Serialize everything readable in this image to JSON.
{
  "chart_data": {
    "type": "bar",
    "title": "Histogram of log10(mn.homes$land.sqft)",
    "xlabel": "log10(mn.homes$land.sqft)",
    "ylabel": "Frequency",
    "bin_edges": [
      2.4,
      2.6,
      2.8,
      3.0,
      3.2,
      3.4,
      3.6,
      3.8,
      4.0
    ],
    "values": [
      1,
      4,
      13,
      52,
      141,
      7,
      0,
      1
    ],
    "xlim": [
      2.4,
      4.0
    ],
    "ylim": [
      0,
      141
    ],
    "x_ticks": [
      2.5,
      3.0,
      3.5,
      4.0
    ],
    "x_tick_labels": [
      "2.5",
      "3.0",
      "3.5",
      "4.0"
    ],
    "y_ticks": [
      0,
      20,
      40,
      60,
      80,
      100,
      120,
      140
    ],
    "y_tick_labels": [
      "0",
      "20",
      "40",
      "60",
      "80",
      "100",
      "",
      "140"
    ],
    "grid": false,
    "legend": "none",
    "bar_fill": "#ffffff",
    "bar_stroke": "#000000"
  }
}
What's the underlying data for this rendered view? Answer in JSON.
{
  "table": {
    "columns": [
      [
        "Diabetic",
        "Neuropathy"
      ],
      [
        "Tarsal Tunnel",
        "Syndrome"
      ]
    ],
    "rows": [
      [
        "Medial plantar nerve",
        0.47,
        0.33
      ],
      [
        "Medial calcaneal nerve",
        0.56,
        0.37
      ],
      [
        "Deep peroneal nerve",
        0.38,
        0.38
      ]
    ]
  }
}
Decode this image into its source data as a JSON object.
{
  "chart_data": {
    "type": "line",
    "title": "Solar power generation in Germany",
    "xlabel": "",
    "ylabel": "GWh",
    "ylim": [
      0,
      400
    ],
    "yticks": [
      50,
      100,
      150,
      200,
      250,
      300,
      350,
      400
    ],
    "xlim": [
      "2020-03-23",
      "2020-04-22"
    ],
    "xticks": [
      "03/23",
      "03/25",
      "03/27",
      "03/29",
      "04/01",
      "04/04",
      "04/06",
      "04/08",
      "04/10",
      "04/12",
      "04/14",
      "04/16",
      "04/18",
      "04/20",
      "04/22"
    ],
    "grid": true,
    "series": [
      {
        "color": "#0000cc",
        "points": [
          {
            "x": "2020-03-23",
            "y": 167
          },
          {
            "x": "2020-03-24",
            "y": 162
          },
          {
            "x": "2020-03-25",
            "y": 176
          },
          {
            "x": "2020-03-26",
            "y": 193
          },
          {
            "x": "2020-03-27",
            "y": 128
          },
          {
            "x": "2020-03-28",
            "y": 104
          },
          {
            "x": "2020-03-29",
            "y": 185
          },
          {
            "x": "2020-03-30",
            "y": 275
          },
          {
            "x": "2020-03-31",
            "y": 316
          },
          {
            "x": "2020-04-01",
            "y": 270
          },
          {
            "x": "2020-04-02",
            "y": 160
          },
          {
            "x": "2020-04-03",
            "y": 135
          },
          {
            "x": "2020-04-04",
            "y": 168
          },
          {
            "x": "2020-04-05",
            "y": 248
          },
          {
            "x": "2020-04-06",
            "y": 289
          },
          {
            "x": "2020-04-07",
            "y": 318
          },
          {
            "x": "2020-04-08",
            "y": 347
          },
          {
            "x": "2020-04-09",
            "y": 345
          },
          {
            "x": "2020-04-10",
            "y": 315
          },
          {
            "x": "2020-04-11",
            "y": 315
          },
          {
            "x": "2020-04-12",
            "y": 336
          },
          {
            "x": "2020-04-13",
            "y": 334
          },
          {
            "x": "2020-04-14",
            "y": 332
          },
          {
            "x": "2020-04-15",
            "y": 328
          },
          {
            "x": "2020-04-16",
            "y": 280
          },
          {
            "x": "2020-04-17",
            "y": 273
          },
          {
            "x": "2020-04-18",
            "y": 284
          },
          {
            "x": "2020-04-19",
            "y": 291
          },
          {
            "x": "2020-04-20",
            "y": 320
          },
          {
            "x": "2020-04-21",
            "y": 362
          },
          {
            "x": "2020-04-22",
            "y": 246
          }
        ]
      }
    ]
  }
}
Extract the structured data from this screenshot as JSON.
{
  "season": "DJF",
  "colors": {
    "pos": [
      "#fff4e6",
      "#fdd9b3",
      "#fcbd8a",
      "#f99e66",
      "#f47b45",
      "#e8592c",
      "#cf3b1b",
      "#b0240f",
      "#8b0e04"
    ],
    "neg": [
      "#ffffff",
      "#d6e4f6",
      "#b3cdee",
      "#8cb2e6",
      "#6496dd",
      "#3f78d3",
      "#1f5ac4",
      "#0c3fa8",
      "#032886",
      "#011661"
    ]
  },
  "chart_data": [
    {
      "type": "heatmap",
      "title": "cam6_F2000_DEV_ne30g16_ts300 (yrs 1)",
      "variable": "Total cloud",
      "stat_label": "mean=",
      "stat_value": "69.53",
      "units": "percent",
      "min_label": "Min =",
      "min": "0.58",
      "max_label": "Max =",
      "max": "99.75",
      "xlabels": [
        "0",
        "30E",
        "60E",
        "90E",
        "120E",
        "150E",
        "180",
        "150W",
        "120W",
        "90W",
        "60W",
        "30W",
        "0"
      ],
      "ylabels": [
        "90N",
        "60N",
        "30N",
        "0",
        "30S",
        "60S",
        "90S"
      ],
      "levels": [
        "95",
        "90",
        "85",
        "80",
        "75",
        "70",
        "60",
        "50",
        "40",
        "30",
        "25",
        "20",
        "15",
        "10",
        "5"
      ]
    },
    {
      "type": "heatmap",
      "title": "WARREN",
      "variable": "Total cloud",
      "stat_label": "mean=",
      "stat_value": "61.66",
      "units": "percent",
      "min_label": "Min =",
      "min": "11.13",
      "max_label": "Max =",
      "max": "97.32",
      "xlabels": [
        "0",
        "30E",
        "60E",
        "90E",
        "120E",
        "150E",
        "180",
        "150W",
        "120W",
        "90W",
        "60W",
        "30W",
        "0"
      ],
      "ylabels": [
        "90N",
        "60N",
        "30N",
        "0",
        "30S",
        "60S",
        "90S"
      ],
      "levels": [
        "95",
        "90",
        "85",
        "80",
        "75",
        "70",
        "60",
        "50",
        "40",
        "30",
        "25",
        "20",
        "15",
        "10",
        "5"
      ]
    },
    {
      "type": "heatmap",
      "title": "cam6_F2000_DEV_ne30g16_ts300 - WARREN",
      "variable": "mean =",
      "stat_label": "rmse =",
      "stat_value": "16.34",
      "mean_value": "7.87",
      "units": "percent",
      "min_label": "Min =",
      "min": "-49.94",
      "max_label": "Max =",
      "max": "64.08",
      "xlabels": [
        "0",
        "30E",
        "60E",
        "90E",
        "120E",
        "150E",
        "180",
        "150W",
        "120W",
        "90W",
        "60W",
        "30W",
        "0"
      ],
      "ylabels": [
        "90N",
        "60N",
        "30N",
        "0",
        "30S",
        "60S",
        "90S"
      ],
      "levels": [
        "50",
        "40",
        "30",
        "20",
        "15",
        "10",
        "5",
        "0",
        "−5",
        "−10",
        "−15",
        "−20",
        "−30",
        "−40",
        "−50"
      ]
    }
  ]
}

━━━━━━━━━━━━━━━━

[Aim] Repeat the material above in full, exactly as it stands.

[Reply to the exercise]
Serialize everything readable in this image to JSON.
{
  "chart_data": {
    "type": "bar",
    "title": "Histogram of log10(mn.homes$land.sqft)",
    "xlabel": "log10(mn.homes$land.sqft)",
    "ylabel": "Frequency",
    "bin_edges": [
      2.4,
      2.6,
      2.8,
      3.0,
      3.2,
      3.4,
      3.6,
      3.8,
      4.0
    ],
    "values": [
      1,
      4,
      13,
      52,
      141,
      7,
      0,
      1
    ],
    "xlim": [
      2.4,
      4.0
    ],
    "ylim": [
      0,
      141
    ],
    "x_ticks": [
      2.5,
      3.0,
      3.5,
      4.0
    ],
    "x_tick_labels": [
      "2.5",
      "3.0",
      "3.5",
      "4.0"
    ],
    "y_ticks": [
      0,
      20,
      40,
      60,
      80,
      100,
      120,
      140
    ],
    "y_tick_labels": [
      "0",
      "20",
      "40",
      "60",
      "80",
      "100",
      "",
      "140"
    ],
    "grid": false,
    "legend": "none",
    "bar_fill": "#ffffff",
    "bar_stroke": "#000000"
  }
}
What's the underlying data for this rendered view? Answer in JSON.
{
  "table": {
    "columns": [
      [
        "Diabetic",
        "Neuropathy"
      ],
      [
        "Tarsal Tunnel",
        "Syndrome"
      ]
    ],
    "rows": [
      [
        "Medial plantar nerve",
        0.47,
        0.33
      ],
      [
        "Medial calcaneal nerve",
        0.56,
        0.37
      ],
      [
        "Deep peroneal nerve",
        0.38,
        0.38
      ]
    ]
  }
}
Decode this image into its source data as a JSON object.
{
  "chart_data": {
    "type": "line",
    "title": "Solar power generation in Germany",
    "xlabel": "",
    "ylabel": "GWh",
    "ylim": [
      0,
      400
    ],
    "yticks": [
      50,
      100,
      150,
      200,
      250,
      300,
      350,
      400
    ],
    "xlim": [
      "2020-03-23",
      "2020-04-22"
    ],
    "xticks": [
      "03/23",
      "03/25",
      "03/27",
      "03/29",
      "04/01",
      "04/04",
      "04/06",
      "04/08",
      "04/10",
      "04/12",
      "04/14",
      "04/16",
      "04/18",
      "04/20",
      "04/22"
    ],
    "grid": true,
    "series": [
      {
        "color": "#0000cc",
        "points": [
          {
            "x": "2020-03-23",
            "y": 167
          },
          {
            "x": "2020-03-24",
            "y": 162
          },
          {
            "x": "2020-03-25",
            "y": 176
          },
          {
            "x": "2020-03-26",
            "y": 193
          },
          {
            "x": "2020-03-27",
            "y": 128
          },
          {
            "x": "2020-03-28",
            "y": 104
          },
          {
            "x": "2020-03-29",
            "y": 185
          },
          {
            "x": "2020-03-30",
            "y": 275
          },
          {
            "x": "2020-03-31",
            "y": 316
          },
          {
            "x": "2020-04-01",
            "y": 270
          },
          {
            "x": "2020-04-02",
            "y": 160
          },
          {
            "x": "2020-04-03",
            "y": 135
          },
          {
            "x": "2020-04-04",
            "y": 168
          },
          {
            "x": "2020-04-05",
            "y": 248
          },
          {
            "x": "2020-04-06",
            "y": 289
          },
          {
            "x": "2020-04-07",
            "y": 318
          },
          {
            "x": "2020-04-08",
            "y": 347
          },
          {
            "x": "2020-04-09",
            "y": 345
          },
          {
            "x": "2020-04-10",
            "y": 315
          },
          {
            "x": "2020-04-11",
            "y": 315
          },
          {
            "x": "2020-04-12",
            "y": 336
          },
          {
            "x": "2020-04-13",
            "y": 334
          },
          {
            "x": "2020-04-14",
            "y": 332
          },
          {
            "x": "2020-04-15",
            "y": 328
          },
          {
            "x": "2020-04-16",
            "y": 280
          },
          {
            "x": "2020-04-17",
            "y": 273
          },
          {
            "x": "2020-04-18",
            "y": 284
          },
          {
            "x": "2020-04-19",
            "y": 291
          },
          {
            "x": "2020-04-20",
            "y": 320
          },
          {
            "x": "2020-04-21",
            "y": 362
          },
          {
            "x": "2020-04-22",
            "y": 246
          }
        ]
      }
    ]
  }
}
Extract the structured data from this screenshot as JSON.
{
  "season": "DJF",
  "colors": {
    "pos": [
      "#fff4e6",
      "#fdd9b3",
      "#fcbd8a",
      "#f99e66",
      "#f47b45",
      "#e8592c",
      "#cf3b1b",
      "#b0240f",
      "#8b0e04"
    ],
    "neg": [
      "#ffffff",
      "#d6e4f6",
      "#b3cdee",
      "#8cb2e6",
      "#6496dd",
      "#3f78d3",
      "#1f5ac4",
      "#0c3fa8",
      "#032886",
      "#011661"
    ]
  },
  "chart_data": [
    {
      "type": "heatmap",
      "title": "cam6_F2000_DEV_ne30g16_ts300 (yrs 1)",
      "variable": "Total cloud",
      "stat_label": "mean=",
      "stat_value": "69.53",
      "units": "percent",
      "min_label": "Min =",
      "min": "0.58",
      "max_label": "Max =",
      "max": "99.75",
      "xlabels": [
        "0",
        "30E",
        "60E",
        "90E",
        "120E",
        "150E",
        "180",
        "150W",
        "120W",
        "90W",
        "60W",
        "30W",
        "0"
      ],
      "ylabels": [
        "90N",
        "60N",
        "30N",
        "0",
        "30S",
        "60S",
        "90S"
      ],
      "levels": [
        "95",
        "90",
        "85",
        "80",
        "75",
        "70",
        "60",
        "50",
        "40",
        "30",
        "25",
        "20",
        "15",
        "10",
        "5"
      ]
    },
    {
      "type": "heatmap",
      "title": "WARREN",
      "variable": "Total cloud",
      "stat_label": "mean=",
      "stat_value": "61.66",
      "units": "percent",
      "min_label": "Min =",
      "min": "11.13",
      "max_label": "Max =",
      "max": "97.32",
      "xlabels": [
        "0",
        "30E",
        "60E",
        "90E",
        "120E",
        "150E",
        "180",
        "150W",
        "120W",
        "90W",
        "60W",
        "30W",
        "0"
      ],
      "ylabels": [
        "90N",
        "60N",
        "30N",
        "0",
        "30S",
        "60S",
        "90S"
      ],
      "levels": [
        "95",
        "90",
        "85",
        "80",
        "75",
        "70",
        "60",
        "50",
        "40",
        "30",
        "25",
        "20",
        "15",
        "10",
        "5"
      ]
    },
    {
      "type": "heatmap",
      "title": "cam6_F2000_DEV_ne30g16_ts300 - WARREN",
      "variable": "mean =",
      "stat_label": "rmse =",
      "stat_value": "16.34",
      "mean_value": "7.87",
      "units": "percent",
      "min_label": "Min =",
      "min": "-49.94",
      "max_label": "Max =",
      "max": "64.08",
      "xlabels": [
        "0",
        "30E",
        "60E",
        "90E",
        "120E",
        "150E",
        "180",
        "150W",
        "120W",
        "90W",
        "60W",
        "30W",
        "0"
      ],
      "ylabels": [
        "90N",
        "60N",
        "30N",
        "0",
        "30S",
        "60S",
        "90S"
      ],
      "levels": [
        "50",
        "40",
        "30",
        "20",
        "15",
        "10",
        "5",
        "0",
        "−5",
        "−10",
        "−15",
        "−20",
        "−30",
        "−40",
        "−50"
      ]
    }
  ]
}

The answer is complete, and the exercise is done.